### [STATED TASK]
Return, unchanged, every row from the one containing "lock-icon <box>118 646 134 667</box>" down to the one containing "bottom-tab-bar: Главная Счета", with both of those rows included.

### [INFORMATION SUPPLIED]
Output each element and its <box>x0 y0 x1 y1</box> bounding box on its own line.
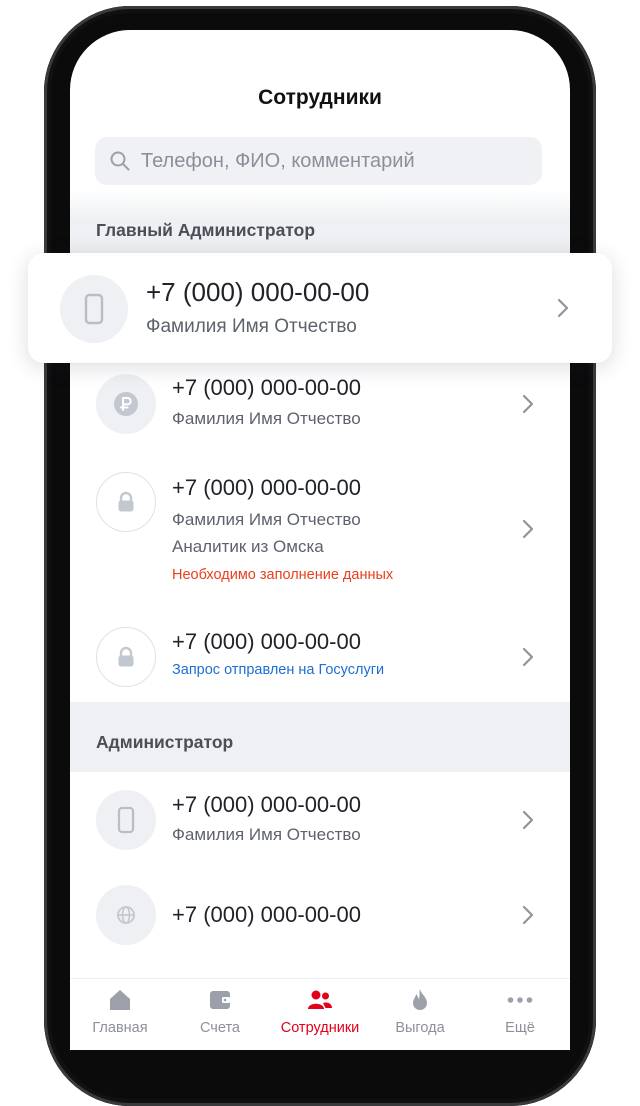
lock-icon <box>118 646 134 667</box>
chevron-right-icon <box>522 519 534 539</box>
tab-label: Выгода <box>395 1020 445 1036</box>
employee-row[interactable]: +7 (000) 000-00-00 Фамилия Имя Отчество <box>70 364 570 450</box>
employee-avatar <box>96 472 156 532</box>
app-screen: Сотрудники Телефон, ФИО, комментарий Гла… <box>70 30 570 1050</box>
employee-avatar <box>60 275 128 343</box>
chevron-right-icon <box>522 810 534 830</box>
tab-label: Главная <box>92 1020 148 1036</box>
wallet-icon <box>210 991 230 1009</box>
lock-icon <box>118 491 134 512</box>
chevron-right-icon <box>522 647 534 667</box>
page-title: Сотрудники <box>258 86 382 109</box>
employee-row[interactable]: +7 (000) 000-00-00 <box>70 880 570 960</box>
tab-accounts[interactable]: Счета <box>170 979 270 1050</box>
tab-label: Сотрудники <box>280 1020 360 1036</box>
smartphone-icon <box>84 293 104 325</box>
more-icon <box>507 997 533 1003</box>
tab-employees[interactable]: Сотрудники <box>270 979 370 1050</box>
employee-name: Фамилия Имя Отчество <box>172 510 361 529</box>
employee-comment: Аналитик из Омска <box>172 537 324 556</box>
chevron-right-icon <box>522 905 534 925</box>
employee-phone: +7 (000) 000-00-00 <box>172 475 361 500</box>
tab-more[interactable]: Ещё <box>470 979 570 1050</box>
bottom-tab-bar: Главная Счета Сотрудники Выгода Ещё <box>70 978 570 1050</box>
warning-text: Необходимо заполнение данных <box>172 567 394 583</box>
ruble-icon <box>114 392 138 416</box>
employee-phone: +7 (000) 000-00-00 <box>172 375 361 400</box>
highlighted-employee-card[interactable]: +7 (000) 000-00-00 Фамилия Имя Отчество <box>28 253 612 363</box>
home-icon <box>110 990 130 1010</box>
globe-icon <box>117 906 135 924</box>
employee-name: Фамилия Имя Отчество <box>172 825 361 844</box>
tab-benefits[interactable]: Выгода <box>370 979 470 1050</box>
tab-label: Счета <box>200 1020 240 1036</box>
search-icon <box>110 151 130 171</box>
employee-row[interactable]: +7 (000) 000-00-00 Фамилия Имя Отчество <box>70 782 570 868</box>
users-icon <box>308 990 332 1009</box>
search-placeholder: Телефон, ФИО, комментарий <box>141 149 415 172</box>
employee-phone: +7 (000) 000-00-00 <box>146 277 370 307</box>
employee-avatar <box>96 885 156 945</box>
search-input[interactable]: Телефон, ФИО, комментарий <box>95 137 542 185</box>
smartphone-icon <box>117 806 135 834</box>
tab-home[interactable]: Главная <box>70 979 170 1050</box>
employee-phone: +7 (000) 000-00-00 <box>172 902 361 927</box>
tab-label: Ещё <box>505 1020 535 1036</box>
employee-name: Фамилия Имя Отчество <box>146 316 357 337</box>
employee-name: Фамилия Имя Отчество <box>172 409 361 428</box>
employee-phone: +7 (000) 000-00-00 <box>172 629 361 654</box>
status-text: Запрос отправлен на Госуслуги <box>172 662 385 678</box>
employee-row[interactable]: +7 (000) 000-00-00 Фамилия Имя Отчество … <box>70 470 570 610</box>
chevron-right-icon <box>557 298 569 318</box>
employee-row[interactable]: +7 (000) 000-00-00 Запрос отправлен на Г… <box>70 620 570 700</box>
flame-icon <box>413 989 427 1010</box>
section-header-admin: Администратор <box>70 702 570 772</box>
employee-avatar <box>96 627 156 687</box>
employee-avatar <box>96 790 156 850</box>
employee-phone: +7 (000) 000-00-00 <box>172 792 361 817</box>
employee-avatar <box>96 374 156 434</box>
chevron-right-icon <box>522 394 534 414</box>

### [PROBLEM SOLUTION]
lock-icon <box>118 646 134 667</box>
chevron-right-icon <box>522 519 534 539</box>
tab-label: Выгода <box>395 1020 445 1036</box>
employee-row[interactable]: +7 (000) 000-00-00 Фамилия Имя Отчество <box>70 364 570 450</box>
employee-avatar <box>96 472 156 532</box>
app-screen: Сотрудники Телефон, ФИО, комментарий Гла… <box>70 30 570 1050</box>
employee-avatar <box>60 275 128 343</box>
chevron-right-icon <box>522 810 534 830</box>
tab-label: Главная <box>92 1020 148 1036</box>
wallet-icon <box>210 991 230 1009</box>
lock-icon <box>118 491 134 512</box>
chevron-right-icon <box>522 647 534 667</box>
page-title: Сотрудники <box>258 86 382 109</box>
employee-row[interactable]: +7 (000) 000-00-00 <box>70 880 570 960</box>
tab-accounts[interactable]: Счета <box>170 979 270 1050</box>
tab-label: Сотрудники <box>280 1020 360 1036</box>
smartphone-icon <box>84 293 104 325</box>
more-icon <box>507 997 533 1003</box>
tab-employees[interactable]: Сотрудники <box>270 979 370 1050</box>
employee-name: Фамилия Имя Отчество <box>172 510 361 529</box>
employee-comment: Аналитик из Омска <box>172 537 324 556</box>
chevron-right-icon <box>522 905 534 925</box>
employee-phone: +7 (000) 000-00-00 <box>172 475 361 500</box>
tab-more[interactable]: Ещё <box>470 979 570 1050</box>
bottom-tab-bar: Главная Счета Сотрудники Выгода Ещё <box>70 978 570 1050</box>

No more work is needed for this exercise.